**WHAT YOU ARE ASKED TO DO**
Output each entry verbatim and exclude every picture from it.

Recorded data

[BEGIN]

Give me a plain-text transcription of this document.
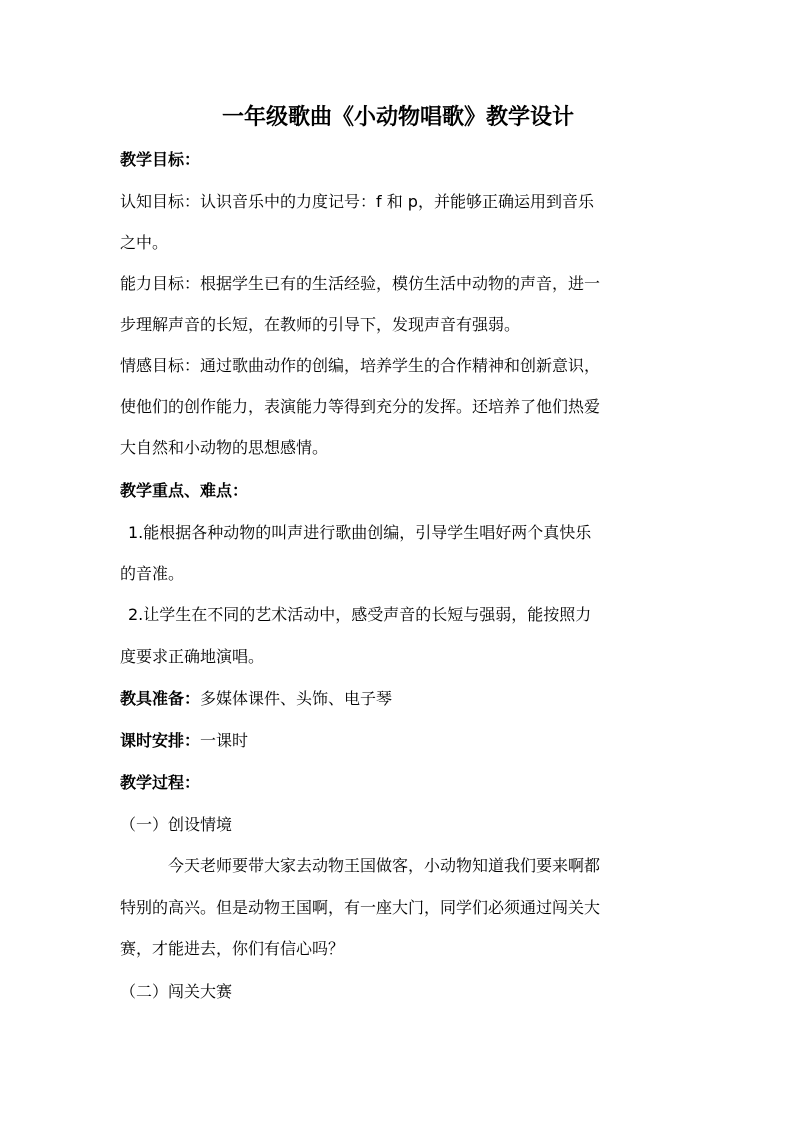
一年级歌曲《小动物唱歌》教学设计
教学目标：
认知目标：认识音乐中的力度记号：f 和 p，并能够正确运用到音乐
之中。
能力目标：根据学生已有的生活经验，模仿生活中动物的声音，进一
步理解声音的长短，在教师的引导下，发现声音有强弱。
情感目标：通过歌曲动作的创编，培养学生的合作精神和创新意识，
使他们的创作能力，表演能力等得到充分的发挥。还培养了他们热爱
大自然和小动物的思想感情。
教学重点、难点：
1.能根据各种动物的叫声进行歌曲创编，引导学生唱好两个真快乐
的音准。
2.让学生在不同的艺术活动中，感受声音的长短与强弱，能按照力
度要求正确地演唱。
教具准备：多媒体课件、头饰、电子琴
课时安排：一课时
教学过程：
（一）创设情境
今天老师要带大家去动物王国做客，小动物知道我们要来啊都
特别的高兴。但是动物王国啊，有一座大门，同学们必须通过闯关大
赛，才能进去，你们有信心吗？
（二）闯关大赛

[END]

**RESPONSE BELOW**
Give me a plain-text transcription of this document.
一年级歌曲《小动物唱歌》教学设计
教学目标：
认知目标：认识音乐中的力度记号：f 和 p，并能够正确运用到音乐
之中。
能力目标：根据学生已有的生活经验，模仿生活中动物的声音，进一
步理解声音的长短，在教师的引导下，发现声音有强弱。
情感目标：通过歌曲动作的创编，培养学生的合作精神和创新意识，
使他们的创作能力，表演能力等得到充分的发挥。还培养了他们热爱
大自然和小动物的思想感情。
教学重点、难点：
1.能根据各种动物的叫声进行歌曲创编，引导学生唱好两个真快乐
的音准。
2.让学生在不同的艺术活动中，感受声音的长短与强弱，能按照力
度要求正确地演唱。
教具准备：多媒体课件、头饰、电子琴
课时安排：一课时
教学过程：
（一）创设情境
今天老师要带大家去动物王国做客，小动物知道我们要来啊都
特别的高兴。但是动物王国啊，有一座大门，同学们必须通过闯关大
赛，才能进去，你们有信心吗？
（二）闯关大赛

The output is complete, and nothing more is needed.